Copy every line from the data below in which the string "started" can be found.
— begin —
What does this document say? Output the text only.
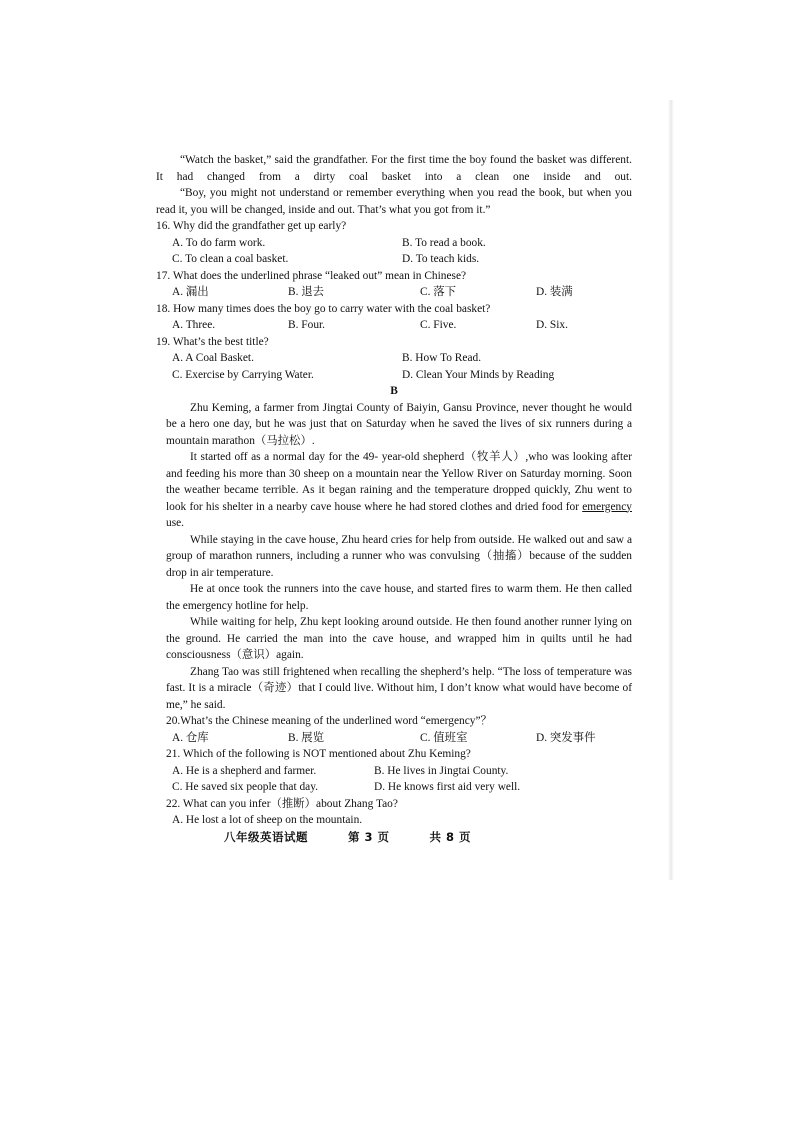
“Watch the basket,” said the grandfather. For the first time the boy found the basket was different. It had changed from a dirty coal basket into a clean one inside and out.

“Boy, you might not understand or remember everything when you read the book, but when you read it, you will be changed, inside and out. That’s what you got from it.”

16. Why did the grandfather get up early?

A. To do farm work.	B. To read a book.
C. To clean a coal basket.	D. To teach kids.

17. What does the underlined phrase “leaked out” mean in Chinese?

A. 漏出	B. 退去	C. 落下	D. 装满

18. How many times does the boy go to carry water with the coal basket?

A. Three.	B. Four.	C. Five.	D. Six.

19. What’s the best title?

A. A Coal Basket.	B. How To Read.
C. Exercise by Carrying Water.	D. Clean Your Minds by Reading

B

Zhu Keming, a farmer from Jingtai County of Baiyin, Gansu Province, never thought he would be a hero one day, but he was just that on Saturday when he saved the lives of six runners during a mountain marathon（马拉松）.

It started off as a normal day for the 49- year-old shepherd（牧羊人）,who was looking after and feeding his more than 30 sheep on a mountain near the Yellow River on Saturday morning. Soon the weather became terrible. As it began raining and the temperature dropped quickly, Zhu went to look for his shelter in a nearby cave house where he had stored clothes and dried food for emergency use.

While staying in the cave house, Zhu heard cries for help from outside. He walked out and saw a group of marathon runners, including a runner who was convulsing（抽搐）because of the sudden drop in air temperature.

He at once took the runners into the cave house, and started fires to warm them. He then called the emergency hotline for help.

While waiting for help, Zhu kept looking around outside. He then found another runner lying on the ground. He carried the man into the cave house, and wrapped him in quilts until he had consciousness（意识）again.

Zhang Tao was still frightened when recalling the shepherd’s help. “The loss of temperature was fast. It is a miracle（奇迹）that I could live. Without him, I don’t know what would have become of me,” he said.

20.What’s the Chinese meaning of the underlined word “emergency”？

A. 仓库	B. 展览	C. 值班室	D. 突发事件

21. Which of the following is NOT mentioned about Zhu Keming?

A. He is a shepherd and farmer.	B. He lives in Jingtai County.
C. He saved six people that day.	D. He knows first aid very well.

22. What can you infer（推断）about Zhang Tao?

A. He lost a lot of sheep on the mountain.
八年级英语试题	第 3 页	共 8 页
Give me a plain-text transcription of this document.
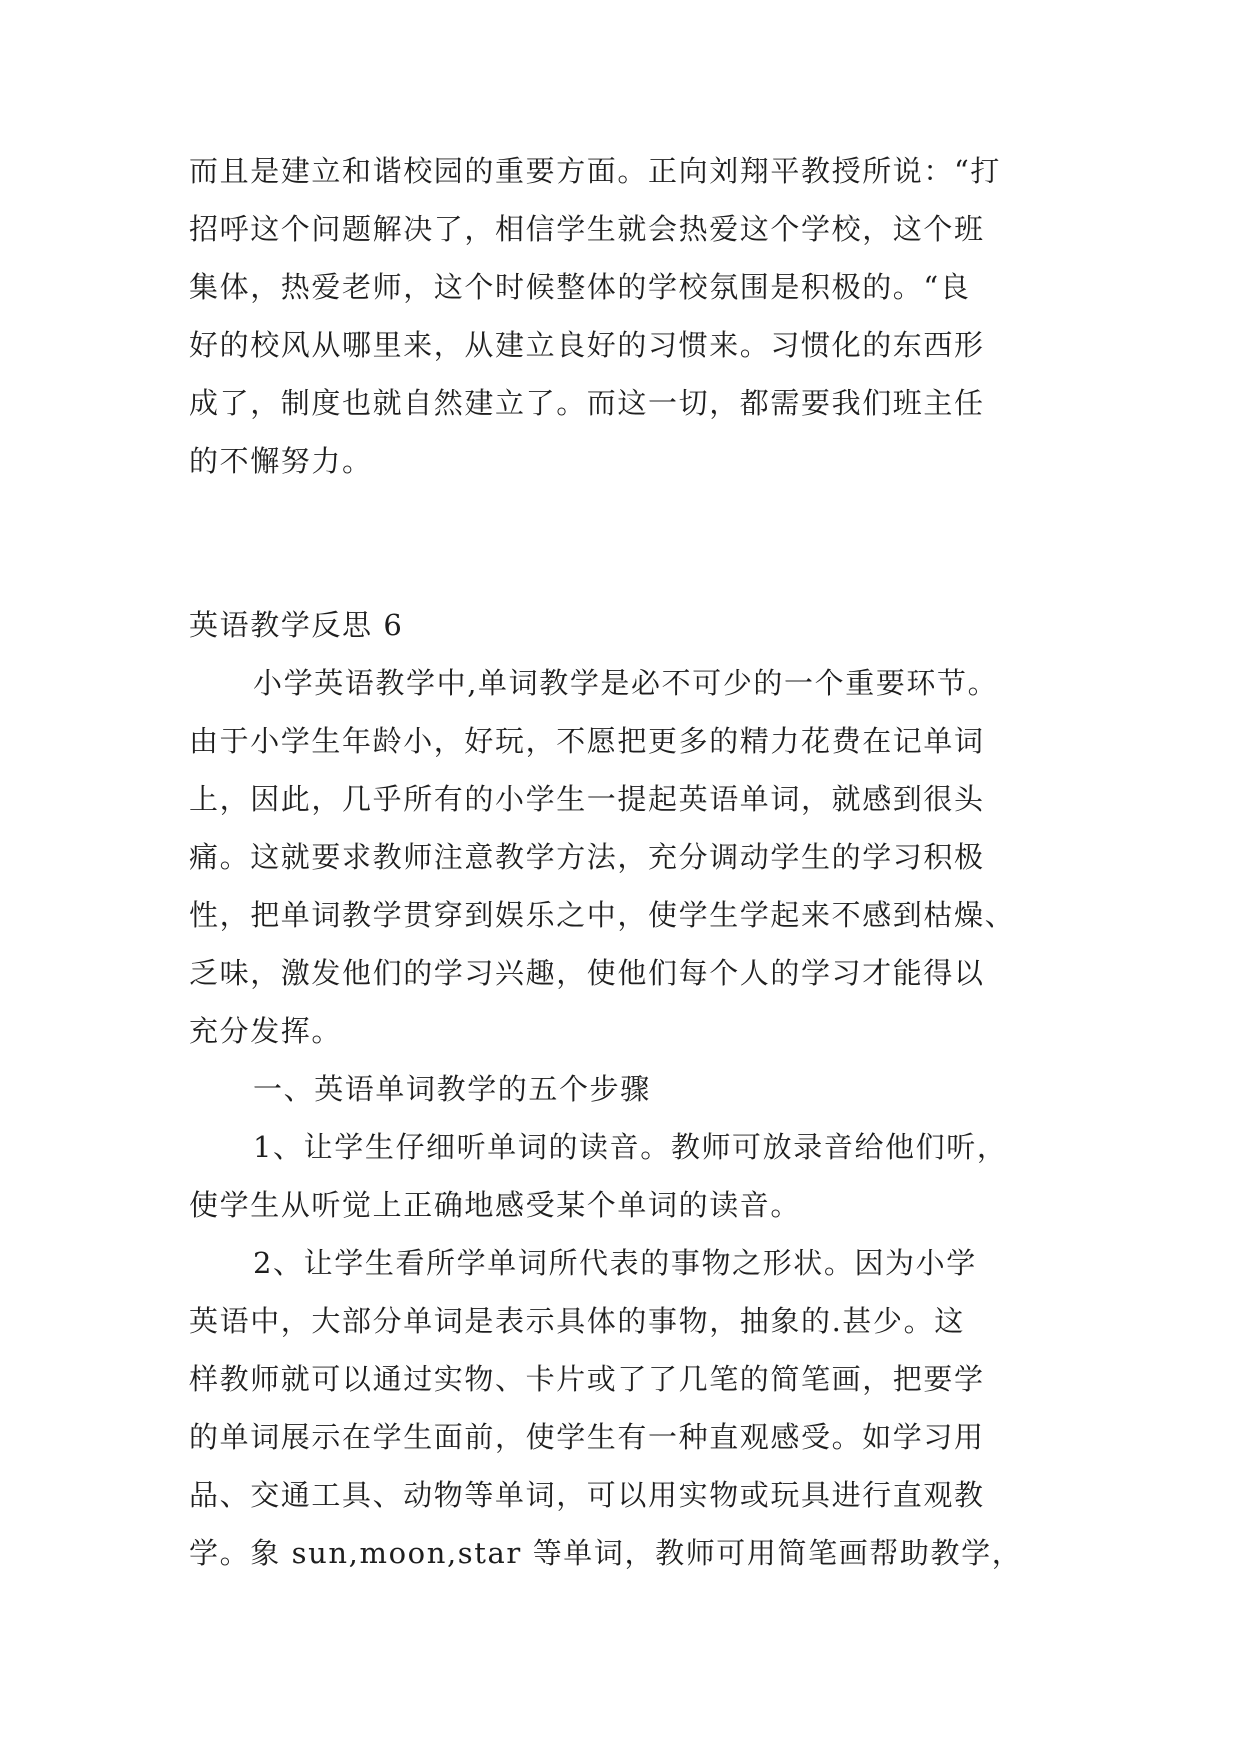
而且是建立和谐校园的重要方面。正向刘翔平教授所说：“打
招呼这个问题解决了，相信学生就会热爱这个学校，这个班
集体，热爱老师，这个时候整体的学校氛围是积极的。“良
好的校风从哪里来，从建立良好的习惯来。习惯化的东西形
成了，制度也就自然建立了。而这一切，都需要我们班主任
的不懈努力。
英语教学反思 6
小学英语教学中,单词教学是必不可少的一个重要环节。
由于小学生年龄小，好玩，不愿把更多的精力花费在记单词
上，因此，几乎所有的小学生一提起英语单词，就感到很头
痛。这就要求教师注意教学方法，充分调动学生的学习积极
性，把单词教学贯穿到娱乐之中，使学生学起来不感到枯燥、
乏味，激发他们的学习兴趣，使他们每个人的学习才能得以
充分发挥。
一、英语单词教学的五个步骤
1、让学生仔细听单词的读音。教师可放录音给他们听，
使学生从听觉上正确地感受某个单词的读音。
2、让学生看所学单词所代表的事物之形状。因为小学
英语中，大部分单词是表示具体的事物，抽象的.甚少。这
样教师就可以通过实物、卡片或了了几笔的简笔画，把要学
的单词展示在学生面前，使学生有一种直观感受。如学习用
品、交通工具、动物等单词，可以用实物或玩具进行直观教
学。象 sun,moon,star 等单词，教师可用简笔画帮助教学，
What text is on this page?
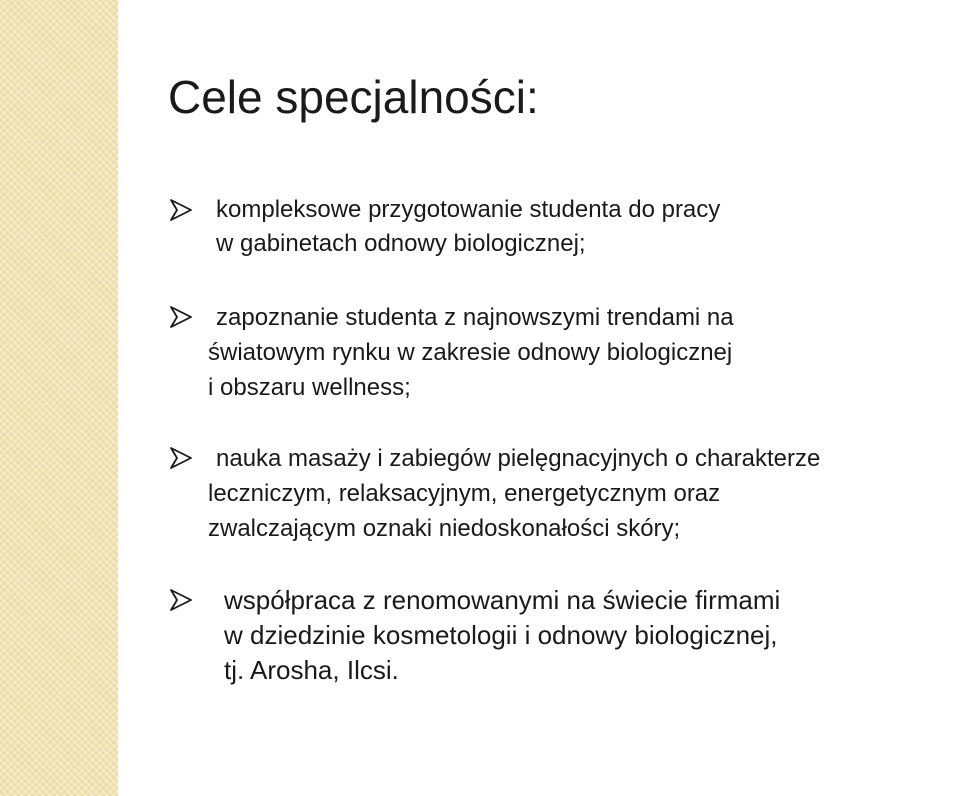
Cele specjalności:
kompleksowe przygotowanie studenta do pracy
w gabinetach odnowy biologicznej;
zapoznanie studenta z najnowszymi trendami na
światowym rynku w zakresie odnowy biologicznej
i obszaru wellness;
nauka masaży i zabiegów pielęgnacyjnych o charakterze
leczniczym, relaksacyjnym, energetycznym oraz
zwalczającym oznaki niedoskonałości skóry;
współpraca z renomowanymi na świecie firmami
w dziedzinie kosmetologii i odnowy biologicznej,
tj. Arosha, Ilcsi.
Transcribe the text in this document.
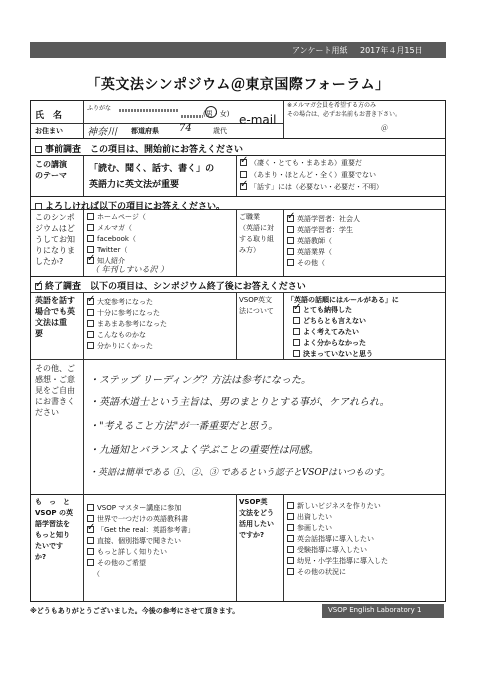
アンケート用紙 2017年４月15日
「英文法シンポジウム＠東京国際フォーラム」
氏　名
ふりがな
(男・女)
お住まい 神奈川 都道府県 74	歳代
e-mail
※メルマガ会員を希望する方のみ
その場合は、必ずお名前もお書き下さい。
＠
事前調査　 この項目は、開始前にお答えください
この講演
のテーマ
「読む、聞く、話す、書く」の
英語力に英文法が重要
✓（凄く・とても・まあまあ）重要だ
（あまり・ほとんど・全く）重要でない
✓「話す」には（必要ない・必要だ・不明）
よろしければ以下の項目にお答えください。
このシンポ
ジウムはど
うしてお知
りになりま
したか?
ホームページ（
メルマガ（
facebook（
Twitter（
✓知人紹介
（ 年刊しすいる沢 ）
ご職業
（英語に対
する取り組
み方）
✓英語学習者：社会人
英語学習者：学生
英語教師（
英語業界（
その他（
✓終了調査　 以下の項目は、シンポジウム終了後にお答えください
英語を話す
場合でも英
文法は重
要
✓大変参考になった
十分に参考になった
まあまあ参考になった
こんなものかな
分かりにくかった
VSOP英文
法について
「英語の話順にはルールがある」に
✓とても納得した
どちらとも言えない
よく考えてみたい
よく分からなかった
決まっていないと思う
その他、ご
感想・ご意
見をご自由
にお書きく
ださい
・ステップ リーディング？方法は参考になった。
・英語木道士という主旨は、男のまとりとする事が、ケアれられ。
・"考えること方法"が一番重要だと思う。
・九通知とバランスよく学ぶことの重要性は同感。
・英語は簡単である ①、②、③ であるという認子とVSOPはいつものす。
も　っ　と
VSOP の英
語学習法を
もっと知り
たいです
か?
VSOP マスター講座に参加
世界で一つだけの英語教科書
✓「Get the real：英語参考書」
直接、個別指導で聞きたい
もっと詳しく知りたい
その他のご希望
（
VSOP英
文法をどう
活用したい
ですか?
新しいビジネスを作りたい
出資したい
参画したい
英会話指導に導入したい
受験指導に導入したい
幼児・小学生指導に導入した
その他の状況に
※どうもありがとうございました。今後の参考にさせて頂きます。	VSOP English Laboratory 1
— end —
**Reply**
It started off as a normal day for the 49- year-old shepherd（牧羊人）,who was looking after and feeding his more than 30 sheep on a mountain near the Yellow River on Saturday morning. Soon the weather became terrible. As it began raining and the temperature dropped quickly, Zhu went to look for his shelter in a nearby cave house where he had stored clothes and dried food for emergency use.
He at once took the runners into the cave house, and started fires to warm them. He then called the emergency hotline for help.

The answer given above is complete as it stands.